— BEGIN Source records —

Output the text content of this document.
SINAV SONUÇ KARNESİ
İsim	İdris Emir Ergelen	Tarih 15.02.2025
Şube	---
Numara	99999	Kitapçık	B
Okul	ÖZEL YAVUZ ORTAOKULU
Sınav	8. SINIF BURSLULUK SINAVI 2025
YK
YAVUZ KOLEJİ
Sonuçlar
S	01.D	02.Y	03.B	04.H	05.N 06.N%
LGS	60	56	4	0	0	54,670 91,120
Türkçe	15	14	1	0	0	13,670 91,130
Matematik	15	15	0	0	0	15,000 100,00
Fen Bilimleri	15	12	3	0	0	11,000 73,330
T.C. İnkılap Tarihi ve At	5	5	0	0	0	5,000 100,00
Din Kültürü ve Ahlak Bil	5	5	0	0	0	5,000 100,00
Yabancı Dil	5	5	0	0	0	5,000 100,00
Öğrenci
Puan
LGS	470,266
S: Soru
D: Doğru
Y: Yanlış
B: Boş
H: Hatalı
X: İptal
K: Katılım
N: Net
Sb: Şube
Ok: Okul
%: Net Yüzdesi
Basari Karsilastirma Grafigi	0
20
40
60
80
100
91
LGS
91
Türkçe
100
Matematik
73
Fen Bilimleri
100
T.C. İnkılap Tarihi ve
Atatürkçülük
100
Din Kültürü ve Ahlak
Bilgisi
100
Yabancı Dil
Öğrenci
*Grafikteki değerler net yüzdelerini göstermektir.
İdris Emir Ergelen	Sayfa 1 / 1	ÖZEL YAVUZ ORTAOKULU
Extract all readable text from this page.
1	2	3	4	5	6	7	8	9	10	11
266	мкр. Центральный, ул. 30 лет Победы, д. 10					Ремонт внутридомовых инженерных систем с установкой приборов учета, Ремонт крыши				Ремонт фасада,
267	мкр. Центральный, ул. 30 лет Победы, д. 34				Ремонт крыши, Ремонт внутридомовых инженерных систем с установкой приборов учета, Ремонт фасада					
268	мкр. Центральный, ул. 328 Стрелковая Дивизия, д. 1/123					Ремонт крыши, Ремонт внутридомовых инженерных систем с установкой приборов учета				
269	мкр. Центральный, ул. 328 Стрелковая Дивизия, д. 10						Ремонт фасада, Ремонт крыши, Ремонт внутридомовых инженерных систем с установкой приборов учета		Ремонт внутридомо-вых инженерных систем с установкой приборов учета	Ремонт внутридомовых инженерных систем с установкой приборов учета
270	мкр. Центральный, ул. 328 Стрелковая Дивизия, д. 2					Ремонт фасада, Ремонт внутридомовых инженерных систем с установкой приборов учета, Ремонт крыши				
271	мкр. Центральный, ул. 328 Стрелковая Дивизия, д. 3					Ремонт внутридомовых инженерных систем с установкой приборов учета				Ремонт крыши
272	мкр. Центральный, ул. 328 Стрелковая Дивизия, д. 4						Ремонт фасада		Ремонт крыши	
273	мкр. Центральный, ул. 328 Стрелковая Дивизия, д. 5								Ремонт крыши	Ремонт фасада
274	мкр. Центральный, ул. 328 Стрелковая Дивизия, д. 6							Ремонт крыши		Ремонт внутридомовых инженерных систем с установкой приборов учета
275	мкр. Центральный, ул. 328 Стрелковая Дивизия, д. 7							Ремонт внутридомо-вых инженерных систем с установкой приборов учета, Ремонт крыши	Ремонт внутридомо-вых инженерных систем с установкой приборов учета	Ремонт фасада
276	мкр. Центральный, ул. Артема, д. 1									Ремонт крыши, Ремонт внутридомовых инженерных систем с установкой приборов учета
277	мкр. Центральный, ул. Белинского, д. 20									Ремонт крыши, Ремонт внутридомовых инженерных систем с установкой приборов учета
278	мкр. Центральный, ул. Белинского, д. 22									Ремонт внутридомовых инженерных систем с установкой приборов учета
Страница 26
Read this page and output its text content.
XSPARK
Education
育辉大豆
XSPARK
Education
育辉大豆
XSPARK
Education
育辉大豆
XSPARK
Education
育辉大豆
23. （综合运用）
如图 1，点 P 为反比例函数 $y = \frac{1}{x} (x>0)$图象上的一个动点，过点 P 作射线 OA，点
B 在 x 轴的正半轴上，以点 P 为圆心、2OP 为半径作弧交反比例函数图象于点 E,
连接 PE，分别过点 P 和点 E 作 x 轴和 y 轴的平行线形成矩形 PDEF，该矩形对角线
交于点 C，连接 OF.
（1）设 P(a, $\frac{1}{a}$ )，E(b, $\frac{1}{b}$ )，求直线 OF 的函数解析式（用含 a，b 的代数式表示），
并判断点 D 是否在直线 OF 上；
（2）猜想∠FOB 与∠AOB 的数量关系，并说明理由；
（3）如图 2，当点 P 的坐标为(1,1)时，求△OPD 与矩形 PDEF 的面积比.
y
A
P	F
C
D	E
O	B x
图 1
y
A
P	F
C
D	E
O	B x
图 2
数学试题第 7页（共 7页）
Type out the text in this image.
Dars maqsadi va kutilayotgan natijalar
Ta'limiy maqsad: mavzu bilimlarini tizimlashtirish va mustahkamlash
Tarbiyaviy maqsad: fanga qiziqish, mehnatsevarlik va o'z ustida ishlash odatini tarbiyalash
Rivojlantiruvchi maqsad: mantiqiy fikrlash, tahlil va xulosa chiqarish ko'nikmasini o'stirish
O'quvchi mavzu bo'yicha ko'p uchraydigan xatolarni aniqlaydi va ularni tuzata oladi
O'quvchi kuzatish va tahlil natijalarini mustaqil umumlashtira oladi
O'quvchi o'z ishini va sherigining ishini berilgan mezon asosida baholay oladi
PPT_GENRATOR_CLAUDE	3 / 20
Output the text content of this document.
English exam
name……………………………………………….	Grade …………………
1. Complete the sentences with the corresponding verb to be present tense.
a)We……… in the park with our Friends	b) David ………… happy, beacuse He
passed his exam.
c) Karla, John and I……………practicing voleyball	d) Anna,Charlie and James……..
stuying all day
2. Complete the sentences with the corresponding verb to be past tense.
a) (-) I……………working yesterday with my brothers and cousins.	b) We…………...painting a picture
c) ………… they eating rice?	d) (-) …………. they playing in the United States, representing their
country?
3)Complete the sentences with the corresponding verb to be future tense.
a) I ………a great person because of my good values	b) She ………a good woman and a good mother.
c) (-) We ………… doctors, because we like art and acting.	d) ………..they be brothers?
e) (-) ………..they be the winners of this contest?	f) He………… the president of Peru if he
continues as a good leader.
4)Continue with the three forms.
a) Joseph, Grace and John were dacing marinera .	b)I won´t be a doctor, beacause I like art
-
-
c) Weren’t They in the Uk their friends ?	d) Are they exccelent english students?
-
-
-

— END Source records —

▶ _Exercise description_: From the entries, copy out each line containing the word "this".

▶ _Worked answer_:
Output the text content of this document.
Extract all readable text from this page.
Read this page and output its text content.
Type out the text in this image.
Output the text content of this document.
e) (-) ………..they be the winners of this contest?	f) He………… the president of Peru if he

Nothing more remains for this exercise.